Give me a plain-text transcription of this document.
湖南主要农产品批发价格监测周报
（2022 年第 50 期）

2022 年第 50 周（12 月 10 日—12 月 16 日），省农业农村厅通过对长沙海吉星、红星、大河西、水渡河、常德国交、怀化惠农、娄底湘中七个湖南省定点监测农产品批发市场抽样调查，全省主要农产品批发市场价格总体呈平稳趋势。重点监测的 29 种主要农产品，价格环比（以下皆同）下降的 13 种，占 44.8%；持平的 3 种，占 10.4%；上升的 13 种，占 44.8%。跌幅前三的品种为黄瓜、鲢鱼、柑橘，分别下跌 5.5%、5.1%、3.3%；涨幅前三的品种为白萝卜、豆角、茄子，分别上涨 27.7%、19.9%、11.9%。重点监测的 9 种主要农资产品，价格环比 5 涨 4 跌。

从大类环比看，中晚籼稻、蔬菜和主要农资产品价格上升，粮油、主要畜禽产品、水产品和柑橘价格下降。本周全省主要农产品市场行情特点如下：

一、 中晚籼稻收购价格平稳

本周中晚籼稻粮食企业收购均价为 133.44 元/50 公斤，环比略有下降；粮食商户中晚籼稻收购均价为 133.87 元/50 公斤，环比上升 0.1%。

● TASK GOAL
Extract all of the data above and output it character for character.

● SOLUTION FOR THIS EXERCISE
Give me a plain-text transcription of this document.
湖南主要农产品批发价格监测周报
（2022 年第 50 期）

2022 年第 50 周（12 月 10 日—12 月 16 日），省农业农村厅通过对长沙海吉星、红星、大河西、水渡河、常德国交、怀化惠农、娄底湘中七个湖南省定点监测农产品批发市场抽样调查，全省主要农产品批发市场价格总体呈平稳趋势。重点监测的 29 种主要农产品，价格环比（以下皆同）下降的 13 种，占 44.8%；持平的 3 种，占 10.4%；上升的 13 种，占 44.8%。跌幅前三的品种为黄瓜、鲢鱼、柑橘，分别下跌 5.5%、5.1%、3.3%；涨幅前三的品种为白萝卜、豆角、茄子，分别上涨 27.7%、19.9%、11.9%。重点监测的 9 种主要农资产品，价格环比 5 涨 4 跌。

从大类环比看，中晚籼稻、蔬菜和主要农资产品价格上升，粮油、主要畜禽产品、水产品和柑橘价格下降。本周全省主要农产品市场行情特点如下：

一、 中晚籼稻收购价格平稳

本周中晚籼稻粮食企业收购均价为 133.44 元/50 公斤，环比略有下降；粮食商户中晚籼稻收购均价为 133.87 元/50 公斤，环比上升 0.1%。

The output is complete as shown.